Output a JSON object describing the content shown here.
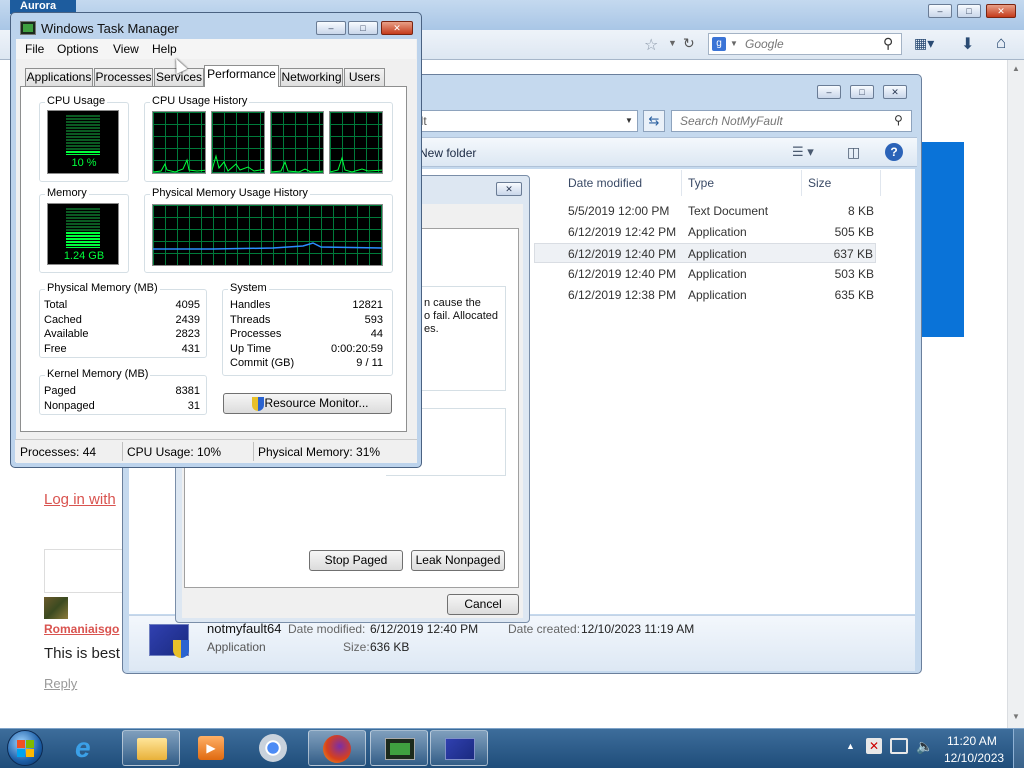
{
  "browser": {
    "tab_label": "Aurora",
    "search_placeholder": "Google",
    "login_link": "Log in with",
    "comment_user": "Romaniaisgo",
    "comment_text": "This is best",
    "reply_link": "Reply"
  },
  "explorer": {
    "address_text": "ult",
    "search_placeholder": "Search NotMyFault",
    "new_folder": "New folder",
    "columns": [
      "Date modified",
      "Type",
      "Size"
    ],
    "files": [
      {
        "date": "5/5/2019 12:00 PM",
        "type": "Text Document",
        "size": "8 KB"
      },
      {
        "date": "6/12/2019 12:42 PM",
        "type": "Application",
        "size": "505 KB"
      },
      {
        "date": "6/12/2019 12:40 PM",
        "type": "Application",
        "size": "637 KB"
      },
      {
        "date": "6/12/2019 12:40 PM",
        "type": "Application",
        "size": "503 KB"
      },
      {
        "date": "6/12/2019 12:38 PM",
        "type": "Application",
        "size": "635 KB"
      }
    ],
    "details": {
      "name": "notmyfault64",
      "modified_label": "Date modified:",
      "modified_value": "6/12/2019 12:40 PM",
      "created_label": "Date created:",
      "created_value": "12/10/2023 11:19 AM",
      "type": "Application",
      "size_label": "Size:",
      "size_value": "636 KB"
    }
  },
  "dialog": {
    "text_line1": "n cause the",
    "text_line2": "o fail. Allocated",
    "text_line3": "es.",
    "stop_paged": "Stop Paged",
    "leak_nonpaged": "Leak Nonpaged",
    "cancel": "Cancel"
  },
  "taskmgr": {
    "title": "Windows Task Manager",
    "menu": [
      "File",
      "Options",
      "View",
      "Help"
    ],
    "tabs": [
      "Applications",
      "Processes",
      "Services",
      "Performance",
      "Networking",
      "Users"
    ],
    "cpu_usage_title": "CPU Usage",
    "cpu_usage_value": "10 %",
    "cpu_history_title": "CPU Usage History",
    "memory_title": "Memory",
    "memory_value": "1.24 GB",
    "mem_history_title": "Physical Memory Usage History",
    "physical_memory": {
      "title": "Physical Memory (MB)",
      "rows": [
        {
          "label": "Total",
          "value": "4095"
        },
        {
          "label": "Cached",
          "value": "2439"
        },
        {
          "label": "Available",
          "value": "2823"
        },
        {
          "label": "Free",
          "value": "431"
        }
      ]
    },
    "kernel_memory": {
      "title": "Kernel Memory (MB)",
      "rows": [
        {
          "label": "Paged",
          "value": "8381"
        },
        {
          "label": "Nonpaged",
          "value": "31"
        }
      ]
    },
    "system": {
      "title": "System",
      "rows": [
        {
          "label": "Handles",
          "value": "12821"
        },
        {
          "label": "Threads",
          "value": "593"
        },
        {
          "label": "Processes",
          "value": "44"
        },
        {
          "label": "Up Time",
          "value": "0:00:20:59"
        },
        {
          "label": "Commit (GB)",
          "value": "9 / 11"
        }
      ]
    },
    "resource_monitor_button": "Resource Monitor...",
    "status": {
      "processes": "Processes: 44",
      "cpu": "CPU Usage: 10%",
      "memory": "Physical Memory: 31%"
    }
  },
  "taskbar": {
    "time": "11:20 AM",
    "date": "12/10/2023"
  },
  "colors": {
    "graph_green": "#00ff3c",
    "grid_green": "#007a3a",
    "memory_line": "#2b8cff",
    "taskbar": "#1f4d7a",
    "win_frame": "#b9d1ea"
  }
}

==================================================

- Objective -
Set down all the data again exactly as above, pictures excluded.

- Correct output -
Output a JSON object describing the content shown here.
{
  "browser": {
    "tab_label": "Aurora",
    "search_placeholder": "Google",
    "login_link": "Log in with",
    "comment_user": "Romaniaisgo",
    "comment_text": "This is best",
    "reply_link": "Reply"
  },
  "explorer": {
    "address_text": "ult",
    "search_placeholder": "Search NotMyFault",
    "new_folder": "New folder",
    "columns": [
      "Date modified",
      "Type",
      "Size"
    ],
    "files": [
      {
        "date": "5/5/2019 12:00 PM",
        "type": "Text Document",
        "size": "8 KB"
      },
      {
        "date": "6/12/2019 12:42 PM",
        "type": "Application",
        "size": "505 KB"
      },
      {
        "date": "6/12/2019 12:40 PM",
        "type": "Application",
        "size": "637 KB"
      },
      {
        "date": "6/12/2019 12:40 PM",
        "type": "Application",
        "size": "503 KB"
      },
      {
        "date": "6/12/2019 12:38 PM",
        "type": "Application",
        "size": "635 KB"
      }
    ],
    "details": {
      "name": "notmyfault64",
      "modified_label": "Date modified:",
      "modified_value": "6/12/2019 12:40 PM",
      "created_label": "Date created:",
      "created_value": "12/10/2023 11:19 AM",
      "type": "Application",
      "size_label": "Size:",
      "size_value": "636 KB"
    }
  },
  "dialog": {
    "text_line1": "n cause the",
    "text_line2": "o fail. Allocated",
    "text_line3": "es.",
    "stop_paged": "Stop Paged",
    "leak_nonpaged": "Leak Nonpaged",
    "cancel": "Cancel"
  },
  "taskmgr": {
    "title": "Windows Task Manager",
    "menu": [
      "File",
      "Options",
      "View",
      "Help"
    ],
    "tabs": [
      "Applications",
      "Processes",
      "Services",
      "Performance",
      "Networking",
      "Users"
    ],
    "cpu_usage_title": "CPU Usage",
    "cpu_usage_value": "10 %",
    "cpu_history_title": "CPU Usage History",
    "memory_title": "Memory",
    "memory_value": "1.24 GB",
    "mem_history_title": "Physical Memory Usage History",
    "physical_memory": {
      "title": "Physical Memory (MB)",
      "rows": [
        {
          "label": "Total",
          "value": "4095"
        },
        {
          "label": "Cached",
          "value": "2439"
        },
        {
          "label": "Available",
          "value": "2823"
        },
        {
          "label": "Free",
          "value": "431"
        }
      ]
    },
    "kernel_memory": {
      "title": "Kernel Memory (MB)",
      "rows": [
        {
          "label": "Paged",
          "value": "8381"
        },
        {
          "label": "Nonpaged",
          "value": "31"
        }
      ]
    },
    "system": {
      "title": "System",
      "rows": [
        {
          "label": "Handles",
          "value": "12821"
        },
        {
          "label": "Threads",
          "value": "593"
        },
        {
          "label": "Processes",
          "value": "44"
        },
        {
          "label": "Up Time",
          "value": "0:00:20:59"
        },
        {
          "label": "Commit (GB)",
          "value": "9 / 11"
        }
      ]
    },
    "resource_monitor_button": "Resource Monitor...",
    "status": {
      "processes": "Processes: 44",
      "cpu": "CPU Usage: 10%",
      "memory": "Physical Memory: 31%"
    }
  },
  "taskbar": {
    "time": "11:20 AM",
    "date": "12/10/2023"
  },
  "colors": {
    "graph_green": "#00ff3c",
    "grid_green": "#007a3a",
    "memory_line": "#2b8cff",
    "taskbar": "#1f4d7a",
    "win_frame": "#b9d1ea"
  }
}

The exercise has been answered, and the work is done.